Some records:
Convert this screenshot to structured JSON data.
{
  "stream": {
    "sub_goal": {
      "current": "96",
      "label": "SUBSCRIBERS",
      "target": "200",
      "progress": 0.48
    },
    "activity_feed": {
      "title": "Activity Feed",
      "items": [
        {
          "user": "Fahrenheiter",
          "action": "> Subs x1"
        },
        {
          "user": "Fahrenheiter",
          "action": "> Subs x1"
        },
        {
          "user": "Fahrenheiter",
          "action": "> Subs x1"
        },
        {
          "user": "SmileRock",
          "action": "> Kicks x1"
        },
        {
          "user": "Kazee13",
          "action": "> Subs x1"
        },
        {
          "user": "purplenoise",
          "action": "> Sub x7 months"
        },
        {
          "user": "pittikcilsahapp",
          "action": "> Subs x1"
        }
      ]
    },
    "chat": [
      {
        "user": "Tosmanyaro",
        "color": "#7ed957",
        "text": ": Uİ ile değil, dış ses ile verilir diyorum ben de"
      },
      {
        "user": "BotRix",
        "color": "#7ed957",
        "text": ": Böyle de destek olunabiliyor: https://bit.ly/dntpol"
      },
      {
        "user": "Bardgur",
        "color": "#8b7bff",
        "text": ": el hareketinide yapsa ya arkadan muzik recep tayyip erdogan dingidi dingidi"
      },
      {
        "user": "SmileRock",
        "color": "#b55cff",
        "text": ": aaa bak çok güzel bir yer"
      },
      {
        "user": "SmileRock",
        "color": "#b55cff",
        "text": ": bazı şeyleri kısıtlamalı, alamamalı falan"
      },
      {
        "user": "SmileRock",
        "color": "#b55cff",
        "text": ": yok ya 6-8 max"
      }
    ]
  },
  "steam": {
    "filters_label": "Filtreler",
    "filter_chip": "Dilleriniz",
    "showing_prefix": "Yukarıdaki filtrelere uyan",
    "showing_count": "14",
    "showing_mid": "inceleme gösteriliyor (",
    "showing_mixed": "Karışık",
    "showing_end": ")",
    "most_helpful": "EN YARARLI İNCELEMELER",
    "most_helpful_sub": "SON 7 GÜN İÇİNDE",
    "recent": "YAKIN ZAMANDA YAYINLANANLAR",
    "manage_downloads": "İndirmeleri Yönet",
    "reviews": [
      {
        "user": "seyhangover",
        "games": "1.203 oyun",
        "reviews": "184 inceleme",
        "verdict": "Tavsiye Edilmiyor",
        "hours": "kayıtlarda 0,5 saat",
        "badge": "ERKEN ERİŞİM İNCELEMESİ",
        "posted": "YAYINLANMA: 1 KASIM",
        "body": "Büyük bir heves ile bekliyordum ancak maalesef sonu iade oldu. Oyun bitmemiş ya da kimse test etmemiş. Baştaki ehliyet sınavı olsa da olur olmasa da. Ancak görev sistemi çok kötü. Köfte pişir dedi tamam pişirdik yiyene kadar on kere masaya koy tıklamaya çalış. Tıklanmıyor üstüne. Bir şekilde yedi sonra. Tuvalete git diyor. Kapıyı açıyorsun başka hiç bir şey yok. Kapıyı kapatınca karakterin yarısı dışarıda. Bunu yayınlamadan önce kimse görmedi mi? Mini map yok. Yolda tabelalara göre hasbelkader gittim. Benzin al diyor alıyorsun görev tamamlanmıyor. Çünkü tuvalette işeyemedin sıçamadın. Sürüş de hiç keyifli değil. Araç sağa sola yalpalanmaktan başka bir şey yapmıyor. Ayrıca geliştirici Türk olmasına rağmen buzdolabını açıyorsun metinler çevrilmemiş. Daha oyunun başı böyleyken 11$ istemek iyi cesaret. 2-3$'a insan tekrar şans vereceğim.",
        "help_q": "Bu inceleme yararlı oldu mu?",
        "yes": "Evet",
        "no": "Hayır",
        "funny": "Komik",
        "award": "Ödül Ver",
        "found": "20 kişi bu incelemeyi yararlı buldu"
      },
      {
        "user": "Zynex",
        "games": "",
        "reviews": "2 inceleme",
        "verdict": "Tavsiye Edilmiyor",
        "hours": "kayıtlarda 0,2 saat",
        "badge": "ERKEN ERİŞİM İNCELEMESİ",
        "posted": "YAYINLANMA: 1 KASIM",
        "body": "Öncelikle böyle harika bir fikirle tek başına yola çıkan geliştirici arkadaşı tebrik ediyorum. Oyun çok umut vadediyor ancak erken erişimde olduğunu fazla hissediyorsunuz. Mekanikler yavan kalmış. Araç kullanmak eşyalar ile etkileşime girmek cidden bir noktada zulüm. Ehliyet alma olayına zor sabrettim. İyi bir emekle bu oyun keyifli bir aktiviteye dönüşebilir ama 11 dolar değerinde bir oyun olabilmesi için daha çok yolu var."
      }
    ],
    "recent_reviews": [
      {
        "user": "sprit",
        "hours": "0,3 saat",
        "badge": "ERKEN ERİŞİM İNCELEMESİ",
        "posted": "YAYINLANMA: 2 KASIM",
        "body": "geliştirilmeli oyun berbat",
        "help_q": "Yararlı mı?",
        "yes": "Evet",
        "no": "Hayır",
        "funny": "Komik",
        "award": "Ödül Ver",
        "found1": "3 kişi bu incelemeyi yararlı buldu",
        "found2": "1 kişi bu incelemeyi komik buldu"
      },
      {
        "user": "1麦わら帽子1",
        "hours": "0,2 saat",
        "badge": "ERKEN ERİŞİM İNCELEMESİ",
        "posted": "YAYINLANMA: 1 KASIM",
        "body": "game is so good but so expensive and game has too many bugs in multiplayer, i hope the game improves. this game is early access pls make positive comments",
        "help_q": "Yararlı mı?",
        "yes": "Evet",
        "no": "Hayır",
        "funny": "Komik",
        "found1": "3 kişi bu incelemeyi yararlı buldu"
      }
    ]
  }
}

● **Directions**: Give back each line above precisely as it stands.

● **Full solution**:
Convert this screenshot to structured JSON data.
{
  "stream": {
    "sub_goal": {
      "current": "96",
      "label": "SUBSCRIBERS",
      "target": "200",
      "progress": 0.48
    },
    "activity_feed": {
      "title": "Activity Feed",
      "items": [
        {
          "user": "Fahrenheiter",
          "action": "> Subs x1"
        },
        {
          "user": "Fahrenheiter",
          "action": "> Subs x1"
        },
        {
          "user": "Fahrenheiter",
          "action": "> Subs x1"
        },
        {
          "user": "SmileRock",
          "action": "> Kicks x1"
        },
        {
          "user": "Kazee13",
          "action": "> Subs x1"
        },
        {
          "user": "purplenoise",
          "action": "> Sub x7 months"
        },
        {
          "user": "pittikcilsahapp",
          "action": "> Subs x1"
        }
      ]
    },
    "chat": [
      {
        "user": "Tosmanyaro",
        "color": "#7ed957",
        "text": ": Uİ ile değil, dış ses ile verilir diyorum ben de"
      },
      {
        "user": "BotRix",
        "color": "#7ed957",
        "text": ": Böyle de destek olunabiliyor: https://bit.ly/dntpol"
      },
      {
        "user": "Bardgur",
        "color": "#8b7bff",
        "text": ": el hareketinide yapsa ya arkadan muzik recep tayyip erdogan dingidi dingidi"
      },
      {
        "user": "SmileRock",
        "color": "#b55cff",
        "text": ": aaa bak çok güzel bir yer"
      },
      {
        "user": "SmileRock",
        "color": "#b55cff",
        "text": ": bazı şeyleri kısıtlamalı, alamamalı falan"
      },
      {
        "user": "SmileRock",
        "color": "#b55cff",
        "text": ": yok ya 6-8 max"
      }
    ]
  },
  "steam": {
    "filters_label": "Filtreler",
    "filter_chip": "Dilleriniz",
    "showing_prefix": "Yukarıdaki filtrelere uyan",
    "showing_count": "14",
    "showing_mid": "inceleme gösteriliyor (",
    "showing_mixed": "Karışık",
    "showing_end": ")",
    "most_helpful": "EN YARARLI İNCELEMELER",
    "most_helpful_sub": "SON 7 GÜN İÇİNDE",
    "recent": "YAKIN ZAMANDA YAYINLANANLAR",
    "manage_downloads": "İndirmeleri Yönet",
    "reviews": [
      {
        "user": "seyhangover",
        "games": "1.203 oyun",
        "reviews": "184 inceleme",
        "verdict": "Tavsiye Edilmiyor",
        "hours": "kayıtlarda 0,5 saat",
        "badge": "ERKEN ERİŞİM İNCELEMESİ",
        "posted": "YAYINLANMA: 1 KASIM",
        "body": "Büyük bir heves ile bekliyordum ancak maalesef sonu iade oldu. Oyun bitmemiş ya da kimse test etmemiş. Baştaki ehliyet sınavı olsa da olur olmasa da. Ancak görev sistemi çok kötü. Köfte pişir dedi tamam pişirdik yiyene kadar on kere masaya koy tıklamaya çalış. Tıklanmıyor üstüne. Bir şekilde yedi sonra. Tuvalete git diyor. Kapıyı açıyorsun başka hiç bir şey yok. Kapıyı kapatınca karakterin yarısı dışarıda. Bunu yayınlamadan önce kimse görmedi mi? Mini map yok. Yolda tabelalara göre hasbelkader gittim. Benzin al diyor alıyorsun görev tamamlanmıyor. Çünkü tuvalette işeyemedin sıçamadın. Sürüş de hiç keyifli değil. Araç sağa sola yalpalanmaktan başka bir şey yapmıyor. Ayrıca geliştirici Türk olmasına rağmen buzdolabını açıyorsun metinler çevrilmemiş. Daha oyunun başı böyleyken 11$ istemek iyi cesaret. 2-3$'a insan tekrar şans vereceğim.",
        "help_q": "Bu inceleme yararlı oldu mu?",
        "yes": "Evet",
        "no": "Hayır",
        "funny": "Komik",
        "award": "Ödül Ver",
        "found": "20 kişi bu incelemeyi yararlı buldu"
      },
      {
        "user": "Zynex",
        "games": "",
        "reviews": "2 inceleme",
        "verdict": "Tavsiye Edilmiyor",
        "hours": "kayıtlarda 0,2 saat",
        "badge": "ERKEN ERİŞİM İNCELEMESİ",
        "posted": "YAYINLANMA: 1 KASIM",
        "body": "Öncelikle böyle harika bir fikirle tek başına yola çıkan geliştirici arkadaşı tebrik ediyorum. Oyun çok umut vadediyor ancak erken erişimde olduğunu fazla hissediyorsunuz. Mekanikler yavan kalmış. Araç kullanmak eşyalar ile etkileşime girmek cidden bir noktada zulüm. Ehliyet alma olayına zor sabrettim. İyi bir emekle bu oyun keyifli bir aktiviteye dönüşebilir ama 11 dolar değerinde bir oyun olabilmesi için daha çok yolu var."
      }
    ],
    "recent_reviews": [
      {
        "user": "sprit",
        "hours": "0,3 saat",
        "badge": "ERKEN ERİŞİM İNCELEMESİ",
        "posted": "YAYINLANMA: 2 KASIM",
        "body": "geliştirilmeli oyun berbat",
        "help_q": "Yararlı mı?",
        "yes": "Evet",
        "no": "Hayır",
        "funny": "Komik",
        "award": "Ödül Ver",
        "found1": "3 kişi bu incelemeyi yararlı buldu",
        "found2": "1 kişi bu incelemeyi komik buldu"
      },
      {
        "user": "1麦わら帽子1",
        "hours": "0,2 saat",
        "badge": "ERKEN ERİŞİM İNCELEMESİ",
        "posted": "YAYINLANMA: 1 KASIM",
        "body": "game is so good but so expensive and game has too many bugs in multiplayer, i hope the game improves. this game is early access pls make positive comments",
        "help_q": "Yararlı mı?",
        "yes": "Evet",
        "no": "Hayır",
        "funny": "Komik",
        "found1": "3 kişi bu incelemeyi yararlı buldu"
      }
    ]
  }
}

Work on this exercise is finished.